--- Records ---

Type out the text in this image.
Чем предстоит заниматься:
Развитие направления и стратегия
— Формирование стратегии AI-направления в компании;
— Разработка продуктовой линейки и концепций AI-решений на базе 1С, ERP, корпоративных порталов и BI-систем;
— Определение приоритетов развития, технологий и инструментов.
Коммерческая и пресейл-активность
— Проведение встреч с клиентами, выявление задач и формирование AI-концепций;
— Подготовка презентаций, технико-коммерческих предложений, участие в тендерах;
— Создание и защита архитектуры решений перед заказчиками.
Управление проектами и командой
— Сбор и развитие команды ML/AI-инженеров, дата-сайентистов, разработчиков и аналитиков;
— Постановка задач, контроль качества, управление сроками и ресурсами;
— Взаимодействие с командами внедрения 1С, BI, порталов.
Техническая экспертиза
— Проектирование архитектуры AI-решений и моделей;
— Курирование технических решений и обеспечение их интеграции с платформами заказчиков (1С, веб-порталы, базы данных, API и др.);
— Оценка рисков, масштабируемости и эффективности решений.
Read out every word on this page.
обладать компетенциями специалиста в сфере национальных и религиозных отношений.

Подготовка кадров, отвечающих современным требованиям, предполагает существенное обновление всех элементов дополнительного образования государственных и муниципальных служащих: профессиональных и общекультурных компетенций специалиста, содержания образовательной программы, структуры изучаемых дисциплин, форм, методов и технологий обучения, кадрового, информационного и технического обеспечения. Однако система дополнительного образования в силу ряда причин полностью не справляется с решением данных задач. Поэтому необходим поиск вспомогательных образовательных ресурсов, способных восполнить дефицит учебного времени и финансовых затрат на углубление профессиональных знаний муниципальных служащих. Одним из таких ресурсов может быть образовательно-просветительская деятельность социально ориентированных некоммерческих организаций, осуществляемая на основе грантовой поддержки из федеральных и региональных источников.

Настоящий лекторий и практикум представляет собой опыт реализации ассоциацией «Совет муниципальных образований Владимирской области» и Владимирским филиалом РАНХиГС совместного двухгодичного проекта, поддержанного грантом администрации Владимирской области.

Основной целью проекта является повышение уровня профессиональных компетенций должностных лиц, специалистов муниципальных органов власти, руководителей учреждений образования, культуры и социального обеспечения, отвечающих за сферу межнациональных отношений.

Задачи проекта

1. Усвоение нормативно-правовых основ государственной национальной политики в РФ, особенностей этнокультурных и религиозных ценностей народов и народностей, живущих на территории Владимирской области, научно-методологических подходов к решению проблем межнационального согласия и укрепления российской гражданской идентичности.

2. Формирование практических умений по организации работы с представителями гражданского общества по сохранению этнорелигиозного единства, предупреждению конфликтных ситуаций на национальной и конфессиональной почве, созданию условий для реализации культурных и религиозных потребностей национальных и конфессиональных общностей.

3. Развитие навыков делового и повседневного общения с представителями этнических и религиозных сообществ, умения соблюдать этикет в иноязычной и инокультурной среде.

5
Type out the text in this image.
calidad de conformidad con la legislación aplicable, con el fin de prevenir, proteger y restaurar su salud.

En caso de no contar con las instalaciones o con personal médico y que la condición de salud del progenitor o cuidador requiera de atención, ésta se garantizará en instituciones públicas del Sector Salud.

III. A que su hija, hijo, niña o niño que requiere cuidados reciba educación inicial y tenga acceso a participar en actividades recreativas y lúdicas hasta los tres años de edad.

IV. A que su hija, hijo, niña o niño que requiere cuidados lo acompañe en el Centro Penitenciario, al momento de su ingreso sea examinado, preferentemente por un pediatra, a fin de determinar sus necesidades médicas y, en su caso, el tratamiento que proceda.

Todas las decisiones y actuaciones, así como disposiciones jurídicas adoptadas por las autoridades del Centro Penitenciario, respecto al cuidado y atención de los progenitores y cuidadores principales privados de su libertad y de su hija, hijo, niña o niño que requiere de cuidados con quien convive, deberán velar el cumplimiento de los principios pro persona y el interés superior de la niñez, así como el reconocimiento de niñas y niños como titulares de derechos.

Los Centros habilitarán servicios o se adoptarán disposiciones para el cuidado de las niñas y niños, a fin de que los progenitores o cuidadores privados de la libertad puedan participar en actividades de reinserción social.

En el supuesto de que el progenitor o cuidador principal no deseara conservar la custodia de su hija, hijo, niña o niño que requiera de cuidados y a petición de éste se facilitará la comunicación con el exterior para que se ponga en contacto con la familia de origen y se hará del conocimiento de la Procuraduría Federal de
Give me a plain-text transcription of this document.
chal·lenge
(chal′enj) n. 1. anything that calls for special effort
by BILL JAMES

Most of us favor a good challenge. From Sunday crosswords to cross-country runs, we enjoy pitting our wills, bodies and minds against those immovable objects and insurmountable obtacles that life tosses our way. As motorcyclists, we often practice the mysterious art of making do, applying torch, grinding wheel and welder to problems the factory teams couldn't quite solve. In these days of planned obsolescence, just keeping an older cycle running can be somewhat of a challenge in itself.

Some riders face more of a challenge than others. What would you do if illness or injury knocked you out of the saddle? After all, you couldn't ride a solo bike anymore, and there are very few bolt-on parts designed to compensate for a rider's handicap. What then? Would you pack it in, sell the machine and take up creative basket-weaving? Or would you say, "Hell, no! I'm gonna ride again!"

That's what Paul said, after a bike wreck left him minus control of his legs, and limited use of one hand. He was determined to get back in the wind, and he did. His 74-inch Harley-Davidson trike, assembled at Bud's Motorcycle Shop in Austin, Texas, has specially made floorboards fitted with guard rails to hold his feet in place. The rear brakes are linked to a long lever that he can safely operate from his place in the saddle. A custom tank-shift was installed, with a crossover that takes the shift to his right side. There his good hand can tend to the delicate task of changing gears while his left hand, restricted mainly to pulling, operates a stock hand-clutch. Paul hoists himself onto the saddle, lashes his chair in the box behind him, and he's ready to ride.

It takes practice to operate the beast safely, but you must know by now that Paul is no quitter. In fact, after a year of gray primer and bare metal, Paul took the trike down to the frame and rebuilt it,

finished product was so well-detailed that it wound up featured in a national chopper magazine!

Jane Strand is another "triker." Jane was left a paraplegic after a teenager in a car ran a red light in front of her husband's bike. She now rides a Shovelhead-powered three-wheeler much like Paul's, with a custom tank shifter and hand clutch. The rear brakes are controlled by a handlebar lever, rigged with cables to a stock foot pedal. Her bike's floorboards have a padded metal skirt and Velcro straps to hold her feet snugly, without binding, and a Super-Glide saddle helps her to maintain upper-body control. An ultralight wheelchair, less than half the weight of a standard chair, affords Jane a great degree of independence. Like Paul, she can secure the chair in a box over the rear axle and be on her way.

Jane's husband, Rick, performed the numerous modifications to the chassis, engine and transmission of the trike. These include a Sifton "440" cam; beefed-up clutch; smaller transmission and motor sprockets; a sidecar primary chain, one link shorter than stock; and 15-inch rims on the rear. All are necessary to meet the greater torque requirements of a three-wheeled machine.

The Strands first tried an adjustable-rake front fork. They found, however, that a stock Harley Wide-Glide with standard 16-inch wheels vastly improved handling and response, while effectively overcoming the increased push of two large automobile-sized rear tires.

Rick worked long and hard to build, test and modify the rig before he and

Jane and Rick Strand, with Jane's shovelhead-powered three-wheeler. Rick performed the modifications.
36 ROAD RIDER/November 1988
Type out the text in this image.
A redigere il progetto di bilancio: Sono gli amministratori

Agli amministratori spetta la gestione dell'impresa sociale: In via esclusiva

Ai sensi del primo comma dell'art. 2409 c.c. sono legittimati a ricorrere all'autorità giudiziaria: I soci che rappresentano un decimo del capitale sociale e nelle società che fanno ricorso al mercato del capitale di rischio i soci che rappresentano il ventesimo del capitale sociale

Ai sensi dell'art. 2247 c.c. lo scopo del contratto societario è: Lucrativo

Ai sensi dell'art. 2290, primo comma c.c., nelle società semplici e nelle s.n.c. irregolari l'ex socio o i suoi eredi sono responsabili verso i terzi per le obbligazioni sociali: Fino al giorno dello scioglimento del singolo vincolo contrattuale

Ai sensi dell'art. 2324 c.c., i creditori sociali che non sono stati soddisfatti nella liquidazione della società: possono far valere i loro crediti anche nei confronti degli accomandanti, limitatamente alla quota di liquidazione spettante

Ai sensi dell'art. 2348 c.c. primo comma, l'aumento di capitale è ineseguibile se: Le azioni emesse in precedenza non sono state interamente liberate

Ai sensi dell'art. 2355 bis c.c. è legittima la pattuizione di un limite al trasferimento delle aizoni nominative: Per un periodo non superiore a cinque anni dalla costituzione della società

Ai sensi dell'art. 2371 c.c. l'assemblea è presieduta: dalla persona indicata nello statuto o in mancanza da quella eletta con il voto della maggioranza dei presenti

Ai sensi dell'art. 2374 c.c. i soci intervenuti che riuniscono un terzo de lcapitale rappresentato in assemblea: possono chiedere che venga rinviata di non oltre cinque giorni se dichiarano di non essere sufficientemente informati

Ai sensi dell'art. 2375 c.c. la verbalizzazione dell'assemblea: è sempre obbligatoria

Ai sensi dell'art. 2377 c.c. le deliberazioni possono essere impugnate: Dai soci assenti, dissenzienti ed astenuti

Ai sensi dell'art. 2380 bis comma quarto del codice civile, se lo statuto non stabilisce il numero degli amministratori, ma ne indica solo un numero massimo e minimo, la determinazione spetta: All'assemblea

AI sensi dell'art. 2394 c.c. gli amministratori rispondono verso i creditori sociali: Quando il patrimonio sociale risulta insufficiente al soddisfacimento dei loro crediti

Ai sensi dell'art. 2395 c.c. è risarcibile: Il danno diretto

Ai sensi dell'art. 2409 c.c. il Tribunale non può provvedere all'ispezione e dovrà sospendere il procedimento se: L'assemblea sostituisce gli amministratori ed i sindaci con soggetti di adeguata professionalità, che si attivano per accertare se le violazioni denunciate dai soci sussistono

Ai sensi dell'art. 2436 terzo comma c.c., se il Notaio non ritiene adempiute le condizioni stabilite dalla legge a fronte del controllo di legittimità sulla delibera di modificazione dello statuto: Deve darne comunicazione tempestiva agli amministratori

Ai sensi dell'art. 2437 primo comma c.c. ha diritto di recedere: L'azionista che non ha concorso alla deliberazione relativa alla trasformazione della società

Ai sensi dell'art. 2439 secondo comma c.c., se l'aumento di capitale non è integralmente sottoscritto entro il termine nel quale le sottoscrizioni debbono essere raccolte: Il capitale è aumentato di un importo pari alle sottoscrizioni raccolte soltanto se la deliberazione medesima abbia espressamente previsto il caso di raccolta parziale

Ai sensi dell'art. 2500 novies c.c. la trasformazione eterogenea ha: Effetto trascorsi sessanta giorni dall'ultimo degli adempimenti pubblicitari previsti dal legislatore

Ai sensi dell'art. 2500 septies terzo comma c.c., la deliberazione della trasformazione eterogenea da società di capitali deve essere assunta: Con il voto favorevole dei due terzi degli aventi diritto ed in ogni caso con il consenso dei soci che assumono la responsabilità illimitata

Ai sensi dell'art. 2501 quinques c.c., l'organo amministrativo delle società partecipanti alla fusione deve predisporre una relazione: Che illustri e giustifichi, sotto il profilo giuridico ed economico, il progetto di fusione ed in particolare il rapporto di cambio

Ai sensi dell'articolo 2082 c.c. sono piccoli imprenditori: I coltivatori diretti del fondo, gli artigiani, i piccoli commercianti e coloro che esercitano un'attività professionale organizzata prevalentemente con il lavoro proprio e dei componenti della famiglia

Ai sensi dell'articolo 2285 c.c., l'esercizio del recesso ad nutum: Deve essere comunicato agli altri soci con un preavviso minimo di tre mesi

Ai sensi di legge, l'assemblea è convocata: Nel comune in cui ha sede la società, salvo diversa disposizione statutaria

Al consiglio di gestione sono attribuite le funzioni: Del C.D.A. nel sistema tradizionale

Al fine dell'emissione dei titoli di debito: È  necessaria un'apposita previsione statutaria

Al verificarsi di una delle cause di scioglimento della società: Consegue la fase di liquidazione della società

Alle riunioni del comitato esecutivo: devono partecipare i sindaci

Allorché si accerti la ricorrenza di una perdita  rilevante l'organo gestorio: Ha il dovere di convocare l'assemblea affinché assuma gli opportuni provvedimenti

---

## Problem requirements:
Filter the entries above down to the lines containing the word "actividades".

## Full answer:
III. A que su hija, hijo, niña o niño que requiere cuidados reciba educación inicial y tenga acceso a participar en actividades recreativas y lúdicas hasta los tres años de edad.
Los Centros habilitarán servicios o se adoptarán disposiciones para el cuidado de las niñas y niños, a fin de que los progenitores o cuidadores privados de la libertad puedan participar en actividades de reinserción social.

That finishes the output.